Stored records:
☆ ☆ ☆ ☆ ☆
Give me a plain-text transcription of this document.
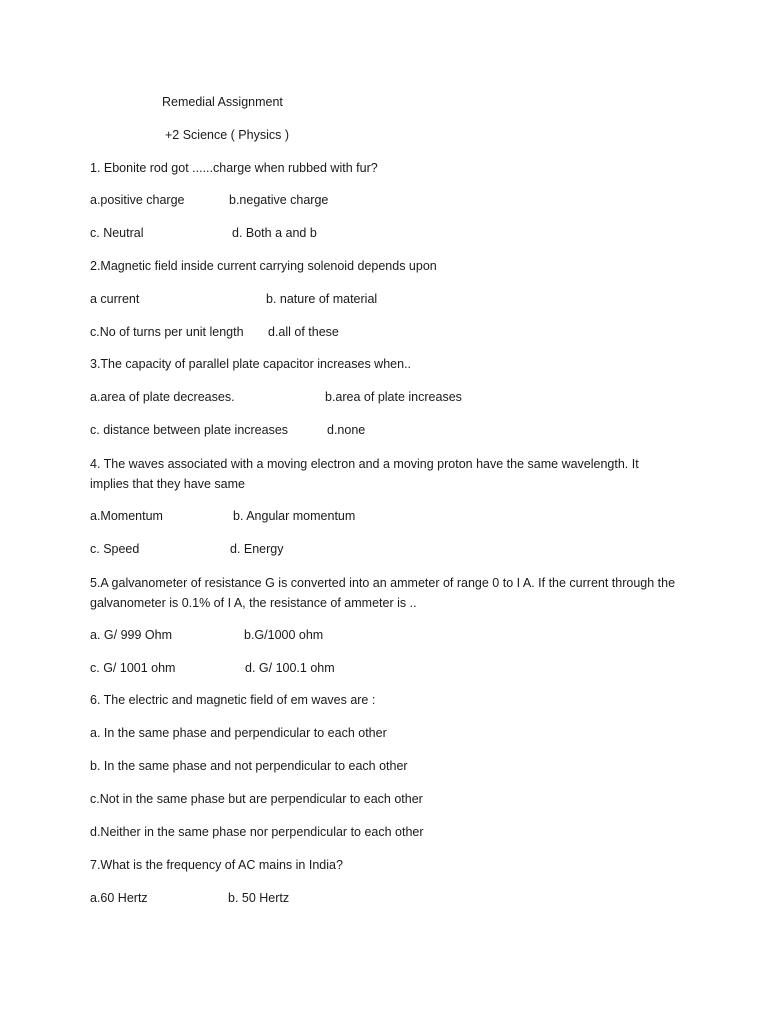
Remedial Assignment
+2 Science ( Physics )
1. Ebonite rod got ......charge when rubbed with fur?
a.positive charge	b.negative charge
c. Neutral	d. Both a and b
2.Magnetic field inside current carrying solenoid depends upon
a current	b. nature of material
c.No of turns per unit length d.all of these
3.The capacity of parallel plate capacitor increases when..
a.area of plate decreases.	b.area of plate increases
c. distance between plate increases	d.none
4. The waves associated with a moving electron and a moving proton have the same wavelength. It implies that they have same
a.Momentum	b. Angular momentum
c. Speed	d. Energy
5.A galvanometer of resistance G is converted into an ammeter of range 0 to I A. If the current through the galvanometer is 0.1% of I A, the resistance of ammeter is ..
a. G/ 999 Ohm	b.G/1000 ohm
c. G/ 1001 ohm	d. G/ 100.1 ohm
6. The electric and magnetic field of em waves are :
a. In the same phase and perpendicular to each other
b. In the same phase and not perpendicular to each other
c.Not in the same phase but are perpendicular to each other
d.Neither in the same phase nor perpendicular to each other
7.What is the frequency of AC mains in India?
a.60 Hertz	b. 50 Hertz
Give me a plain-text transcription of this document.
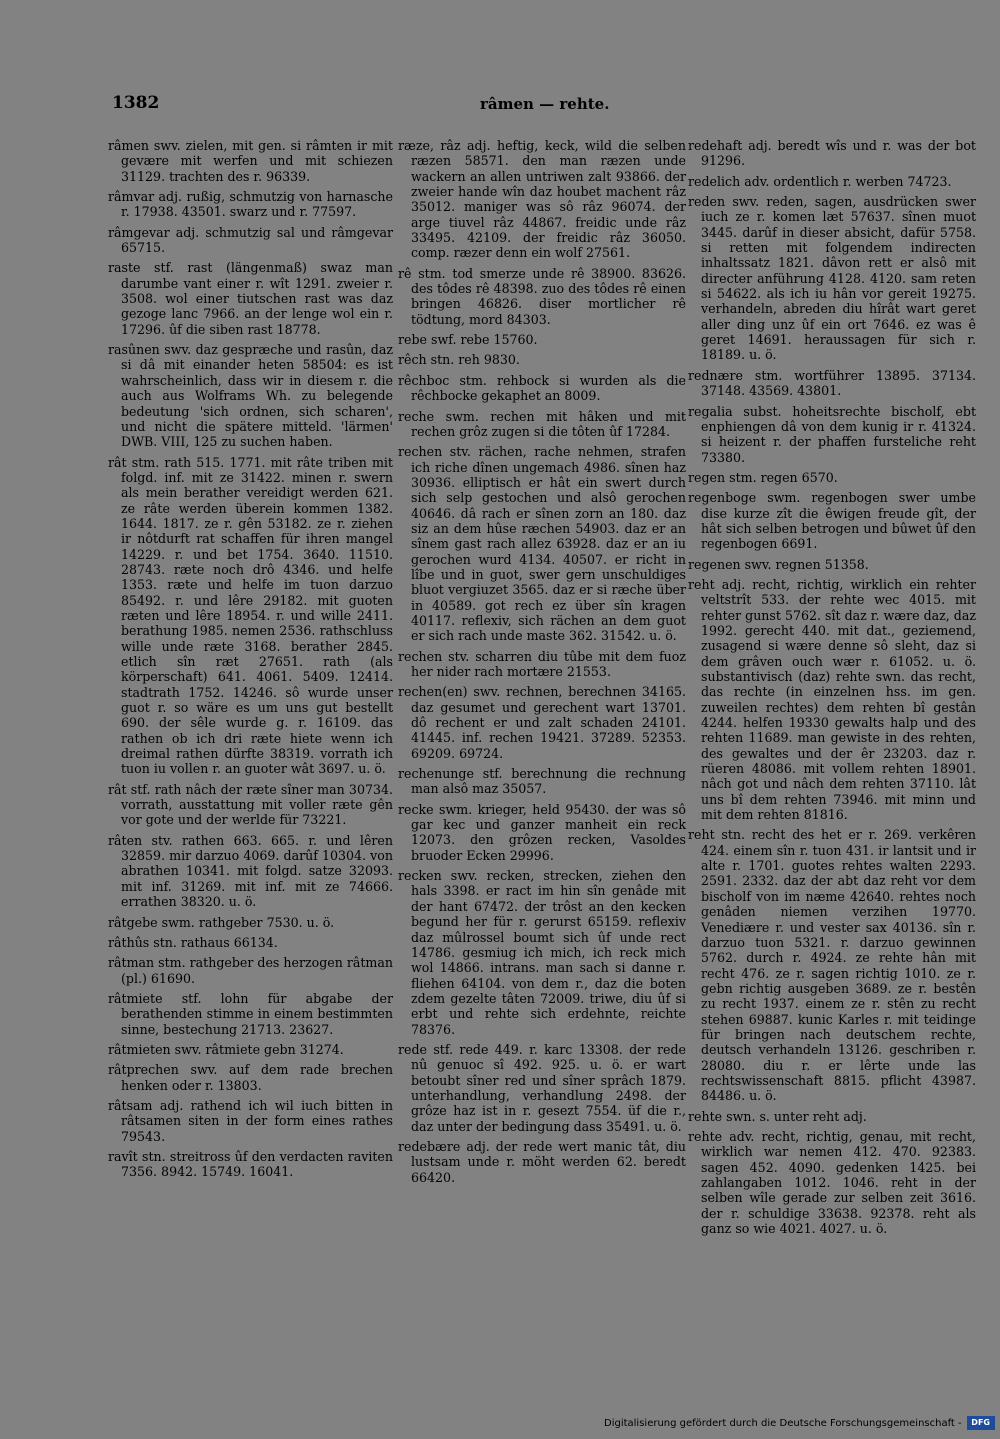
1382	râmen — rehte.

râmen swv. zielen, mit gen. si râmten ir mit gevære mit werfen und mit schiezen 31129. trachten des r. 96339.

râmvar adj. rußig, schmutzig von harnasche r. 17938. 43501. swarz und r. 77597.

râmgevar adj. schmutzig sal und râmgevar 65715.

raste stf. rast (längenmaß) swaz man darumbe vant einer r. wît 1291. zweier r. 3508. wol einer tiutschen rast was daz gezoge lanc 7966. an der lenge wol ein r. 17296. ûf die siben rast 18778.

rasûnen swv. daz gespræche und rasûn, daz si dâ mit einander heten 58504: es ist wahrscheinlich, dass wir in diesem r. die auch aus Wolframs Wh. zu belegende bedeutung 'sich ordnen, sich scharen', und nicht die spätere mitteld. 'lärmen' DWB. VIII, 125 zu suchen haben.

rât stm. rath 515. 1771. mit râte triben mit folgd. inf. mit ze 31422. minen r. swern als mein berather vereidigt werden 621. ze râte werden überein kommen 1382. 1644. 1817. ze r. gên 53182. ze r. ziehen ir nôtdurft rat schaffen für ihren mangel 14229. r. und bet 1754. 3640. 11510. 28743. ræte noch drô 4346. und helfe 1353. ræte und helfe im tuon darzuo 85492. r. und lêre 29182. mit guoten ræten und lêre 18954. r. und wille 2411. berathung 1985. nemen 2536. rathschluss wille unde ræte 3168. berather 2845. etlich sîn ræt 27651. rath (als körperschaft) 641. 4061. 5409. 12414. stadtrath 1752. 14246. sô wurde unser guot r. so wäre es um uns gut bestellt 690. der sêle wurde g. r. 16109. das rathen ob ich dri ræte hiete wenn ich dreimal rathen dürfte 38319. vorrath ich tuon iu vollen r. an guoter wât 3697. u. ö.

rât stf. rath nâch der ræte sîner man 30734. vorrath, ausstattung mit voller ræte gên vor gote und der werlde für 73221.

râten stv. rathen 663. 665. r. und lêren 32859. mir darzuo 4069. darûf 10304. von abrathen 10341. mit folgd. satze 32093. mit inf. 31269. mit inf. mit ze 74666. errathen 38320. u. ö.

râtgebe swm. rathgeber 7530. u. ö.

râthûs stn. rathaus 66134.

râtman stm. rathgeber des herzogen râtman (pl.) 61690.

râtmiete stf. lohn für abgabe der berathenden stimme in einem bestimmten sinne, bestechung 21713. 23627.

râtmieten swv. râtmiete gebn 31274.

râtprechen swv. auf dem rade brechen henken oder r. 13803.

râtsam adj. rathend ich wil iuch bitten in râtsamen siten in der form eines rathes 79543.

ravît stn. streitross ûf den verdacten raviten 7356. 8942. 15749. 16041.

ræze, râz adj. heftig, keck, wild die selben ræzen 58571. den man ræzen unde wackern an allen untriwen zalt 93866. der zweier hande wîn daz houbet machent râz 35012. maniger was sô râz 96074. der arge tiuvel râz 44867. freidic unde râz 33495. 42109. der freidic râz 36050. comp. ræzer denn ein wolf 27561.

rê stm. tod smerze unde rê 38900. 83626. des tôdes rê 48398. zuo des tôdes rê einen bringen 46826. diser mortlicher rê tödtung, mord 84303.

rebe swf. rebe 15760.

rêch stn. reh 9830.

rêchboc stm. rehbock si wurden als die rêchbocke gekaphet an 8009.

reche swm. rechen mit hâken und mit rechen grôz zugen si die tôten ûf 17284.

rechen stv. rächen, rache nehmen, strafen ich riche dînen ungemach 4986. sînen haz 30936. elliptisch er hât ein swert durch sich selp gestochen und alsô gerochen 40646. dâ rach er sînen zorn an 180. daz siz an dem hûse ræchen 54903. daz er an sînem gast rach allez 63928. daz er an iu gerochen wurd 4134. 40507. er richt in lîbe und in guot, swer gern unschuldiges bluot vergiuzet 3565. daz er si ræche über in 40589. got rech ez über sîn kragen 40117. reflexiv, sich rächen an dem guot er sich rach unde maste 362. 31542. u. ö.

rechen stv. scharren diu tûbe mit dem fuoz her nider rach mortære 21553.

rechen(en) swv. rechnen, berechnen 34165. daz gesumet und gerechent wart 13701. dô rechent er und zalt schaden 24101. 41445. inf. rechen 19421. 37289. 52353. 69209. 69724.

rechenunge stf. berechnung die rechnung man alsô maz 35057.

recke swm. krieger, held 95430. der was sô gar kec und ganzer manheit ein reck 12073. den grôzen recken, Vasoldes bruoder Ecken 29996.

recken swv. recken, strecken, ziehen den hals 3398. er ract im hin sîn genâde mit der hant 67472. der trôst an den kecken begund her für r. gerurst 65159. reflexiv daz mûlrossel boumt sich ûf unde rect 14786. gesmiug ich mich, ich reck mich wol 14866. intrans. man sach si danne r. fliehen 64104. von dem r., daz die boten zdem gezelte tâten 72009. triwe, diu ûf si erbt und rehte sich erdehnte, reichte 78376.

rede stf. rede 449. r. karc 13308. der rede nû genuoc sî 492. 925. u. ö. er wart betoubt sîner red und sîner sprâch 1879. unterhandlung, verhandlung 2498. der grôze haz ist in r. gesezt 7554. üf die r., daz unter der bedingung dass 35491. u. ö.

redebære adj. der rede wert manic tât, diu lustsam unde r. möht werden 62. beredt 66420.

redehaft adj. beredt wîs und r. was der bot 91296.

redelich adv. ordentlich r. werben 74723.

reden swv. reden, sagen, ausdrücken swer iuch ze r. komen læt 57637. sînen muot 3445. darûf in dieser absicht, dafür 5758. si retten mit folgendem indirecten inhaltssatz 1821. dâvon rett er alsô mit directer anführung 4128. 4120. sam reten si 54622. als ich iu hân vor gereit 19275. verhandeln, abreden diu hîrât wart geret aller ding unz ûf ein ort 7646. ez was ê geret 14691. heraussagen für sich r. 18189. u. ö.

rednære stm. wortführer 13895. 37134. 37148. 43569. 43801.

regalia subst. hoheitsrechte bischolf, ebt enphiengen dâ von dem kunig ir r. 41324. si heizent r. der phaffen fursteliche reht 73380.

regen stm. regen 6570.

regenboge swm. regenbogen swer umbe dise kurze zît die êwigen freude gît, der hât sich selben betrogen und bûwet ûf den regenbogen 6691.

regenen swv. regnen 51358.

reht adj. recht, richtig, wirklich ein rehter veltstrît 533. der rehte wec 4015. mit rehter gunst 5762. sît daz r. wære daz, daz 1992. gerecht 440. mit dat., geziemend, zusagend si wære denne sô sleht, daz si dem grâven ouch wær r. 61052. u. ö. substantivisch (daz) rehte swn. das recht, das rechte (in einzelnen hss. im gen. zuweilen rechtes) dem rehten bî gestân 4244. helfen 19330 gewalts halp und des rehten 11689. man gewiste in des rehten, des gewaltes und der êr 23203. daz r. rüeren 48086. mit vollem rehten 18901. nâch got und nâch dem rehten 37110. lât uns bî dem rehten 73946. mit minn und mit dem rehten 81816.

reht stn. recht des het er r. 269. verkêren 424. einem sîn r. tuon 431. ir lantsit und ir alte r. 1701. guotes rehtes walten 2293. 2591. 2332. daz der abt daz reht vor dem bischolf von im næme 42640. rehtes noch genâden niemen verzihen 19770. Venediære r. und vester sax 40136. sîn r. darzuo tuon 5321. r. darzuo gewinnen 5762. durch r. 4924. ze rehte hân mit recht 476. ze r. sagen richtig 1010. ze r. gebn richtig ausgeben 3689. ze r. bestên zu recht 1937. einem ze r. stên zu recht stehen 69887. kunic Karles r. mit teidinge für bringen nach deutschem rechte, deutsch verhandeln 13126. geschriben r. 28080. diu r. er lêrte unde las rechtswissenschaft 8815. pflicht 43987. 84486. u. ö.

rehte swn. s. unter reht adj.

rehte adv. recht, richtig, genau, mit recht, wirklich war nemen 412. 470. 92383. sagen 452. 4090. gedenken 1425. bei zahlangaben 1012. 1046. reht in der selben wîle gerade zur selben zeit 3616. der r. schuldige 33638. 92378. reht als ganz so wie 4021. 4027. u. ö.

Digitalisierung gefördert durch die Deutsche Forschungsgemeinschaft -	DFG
☆ ☆ ☆ ☆ ☆
Your task is to pick out every line with the string "other" and copy it.

- _TASK RESPONSE_
a. In the same phase and perpendicular to each other
b. In the same phase and not perpendicular to each other
c.Not in the same phase but are perpendicular to each other
d.Neither in the same phase nor perpendicular to each other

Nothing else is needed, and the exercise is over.